[Collection entries]

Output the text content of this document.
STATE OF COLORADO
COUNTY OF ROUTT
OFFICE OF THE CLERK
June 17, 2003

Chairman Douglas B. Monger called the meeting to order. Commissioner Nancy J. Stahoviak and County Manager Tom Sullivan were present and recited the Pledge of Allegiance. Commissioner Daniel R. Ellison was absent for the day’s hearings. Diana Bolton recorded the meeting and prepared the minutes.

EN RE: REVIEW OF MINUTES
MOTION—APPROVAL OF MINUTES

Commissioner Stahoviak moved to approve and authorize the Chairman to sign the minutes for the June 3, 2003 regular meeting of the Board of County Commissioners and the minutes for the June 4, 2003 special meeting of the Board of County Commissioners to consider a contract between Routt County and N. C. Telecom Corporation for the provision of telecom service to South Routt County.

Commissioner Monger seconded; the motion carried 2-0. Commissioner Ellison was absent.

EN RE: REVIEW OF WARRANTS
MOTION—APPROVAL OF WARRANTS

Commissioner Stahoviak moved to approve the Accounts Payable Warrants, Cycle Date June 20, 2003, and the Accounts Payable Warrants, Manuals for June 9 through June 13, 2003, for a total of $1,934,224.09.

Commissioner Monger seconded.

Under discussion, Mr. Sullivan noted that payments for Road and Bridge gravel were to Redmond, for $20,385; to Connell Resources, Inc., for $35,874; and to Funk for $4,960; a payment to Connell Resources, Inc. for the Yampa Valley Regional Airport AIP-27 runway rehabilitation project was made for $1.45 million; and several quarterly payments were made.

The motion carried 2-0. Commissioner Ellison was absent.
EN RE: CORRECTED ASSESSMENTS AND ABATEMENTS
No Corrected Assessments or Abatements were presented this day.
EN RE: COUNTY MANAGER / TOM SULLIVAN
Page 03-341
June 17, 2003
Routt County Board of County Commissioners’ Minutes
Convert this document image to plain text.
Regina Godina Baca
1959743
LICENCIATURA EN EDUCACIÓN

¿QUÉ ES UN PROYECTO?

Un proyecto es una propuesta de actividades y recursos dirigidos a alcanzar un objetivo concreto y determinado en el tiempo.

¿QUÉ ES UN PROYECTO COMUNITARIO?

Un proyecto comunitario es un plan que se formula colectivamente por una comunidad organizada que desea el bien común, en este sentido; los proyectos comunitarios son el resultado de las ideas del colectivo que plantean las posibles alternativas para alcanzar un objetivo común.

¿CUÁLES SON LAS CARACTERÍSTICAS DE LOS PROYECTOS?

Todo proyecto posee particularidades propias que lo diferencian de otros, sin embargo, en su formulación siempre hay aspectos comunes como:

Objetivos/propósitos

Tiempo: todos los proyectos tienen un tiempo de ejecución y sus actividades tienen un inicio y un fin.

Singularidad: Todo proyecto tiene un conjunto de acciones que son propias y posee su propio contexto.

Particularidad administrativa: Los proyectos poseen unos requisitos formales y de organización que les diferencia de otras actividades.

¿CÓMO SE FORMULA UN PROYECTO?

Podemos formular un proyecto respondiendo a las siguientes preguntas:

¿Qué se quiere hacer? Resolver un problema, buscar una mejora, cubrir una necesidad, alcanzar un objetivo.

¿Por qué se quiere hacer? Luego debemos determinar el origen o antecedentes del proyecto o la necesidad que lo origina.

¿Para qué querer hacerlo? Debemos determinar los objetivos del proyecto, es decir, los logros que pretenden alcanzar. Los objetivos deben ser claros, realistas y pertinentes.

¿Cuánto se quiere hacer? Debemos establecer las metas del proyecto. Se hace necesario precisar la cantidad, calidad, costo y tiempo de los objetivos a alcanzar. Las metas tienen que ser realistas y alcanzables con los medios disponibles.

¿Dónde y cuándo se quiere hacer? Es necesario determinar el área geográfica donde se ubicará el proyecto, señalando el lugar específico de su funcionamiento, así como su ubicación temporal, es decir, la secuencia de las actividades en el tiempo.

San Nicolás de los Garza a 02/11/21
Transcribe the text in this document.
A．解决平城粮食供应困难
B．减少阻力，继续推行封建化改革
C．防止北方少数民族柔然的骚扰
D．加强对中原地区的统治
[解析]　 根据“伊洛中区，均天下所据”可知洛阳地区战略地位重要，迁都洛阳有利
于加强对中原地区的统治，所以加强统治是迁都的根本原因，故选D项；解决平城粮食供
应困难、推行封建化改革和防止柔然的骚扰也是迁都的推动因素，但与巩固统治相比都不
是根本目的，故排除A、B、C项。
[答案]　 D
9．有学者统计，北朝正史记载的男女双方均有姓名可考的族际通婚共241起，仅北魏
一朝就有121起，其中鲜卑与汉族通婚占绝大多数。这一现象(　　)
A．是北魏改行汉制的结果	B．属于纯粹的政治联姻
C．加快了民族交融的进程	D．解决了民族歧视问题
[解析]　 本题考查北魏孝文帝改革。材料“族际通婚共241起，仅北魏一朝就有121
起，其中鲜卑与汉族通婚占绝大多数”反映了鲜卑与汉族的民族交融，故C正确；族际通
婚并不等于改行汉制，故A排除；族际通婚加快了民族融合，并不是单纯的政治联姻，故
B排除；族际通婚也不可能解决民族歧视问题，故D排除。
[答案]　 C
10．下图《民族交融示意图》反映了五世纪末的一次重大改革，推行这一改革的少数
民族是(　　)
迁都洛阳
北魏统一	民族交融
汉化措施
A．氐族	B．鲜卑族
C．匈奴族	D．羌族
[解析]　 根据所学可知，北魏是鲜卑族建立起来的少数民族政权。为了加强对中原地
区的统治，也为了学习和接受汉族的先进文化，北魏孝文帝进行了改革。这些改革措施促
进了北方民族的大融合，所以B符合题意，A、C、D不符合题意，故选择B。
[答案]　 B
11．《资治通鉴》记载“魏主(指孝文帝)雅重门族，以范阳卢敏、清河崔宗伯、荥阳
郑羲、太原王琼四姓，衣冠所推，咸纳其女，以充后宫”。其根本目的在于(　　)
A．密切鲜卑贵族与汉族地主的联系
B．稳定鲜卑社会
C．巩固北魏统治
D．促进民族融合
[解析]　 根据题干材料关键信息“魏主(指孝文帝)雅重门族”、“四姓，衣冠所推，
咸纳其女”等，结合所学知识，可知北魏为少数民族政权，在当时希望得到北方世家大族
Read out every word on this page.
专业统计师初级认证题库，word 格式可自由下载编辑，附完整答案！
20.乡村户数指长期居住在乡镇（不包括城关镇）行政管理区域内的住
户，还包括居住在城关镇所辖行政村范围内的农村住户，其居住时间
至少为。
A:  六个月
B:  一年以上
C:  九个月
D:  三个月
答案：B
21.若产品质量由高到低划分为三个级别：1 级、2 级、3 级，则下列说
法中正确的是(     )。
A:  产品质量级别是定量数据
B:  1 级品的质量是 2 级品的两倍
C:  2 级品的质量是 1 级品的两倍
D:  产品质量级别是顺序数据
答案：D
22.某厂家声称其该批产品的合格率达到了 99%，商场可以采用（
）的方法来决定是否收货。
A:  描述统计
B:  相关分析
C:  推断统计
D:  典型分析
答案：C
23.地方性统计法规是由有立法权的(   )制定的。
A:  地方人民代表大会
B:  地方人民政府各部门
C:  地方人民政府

[Instructions to follow]
Which lines include the word "雅重门族"? Copy every one of them.

[Answer to this problem]
11．《资治通鉴》记载“魏主(指孝文帝)雅重门族，以范阳卢敏、清河崔宗伯、荥阳
[解析]　 根据题干材料关键信息“魏主(指孝文帝)雅重门族”、“四姓，衣冠所推，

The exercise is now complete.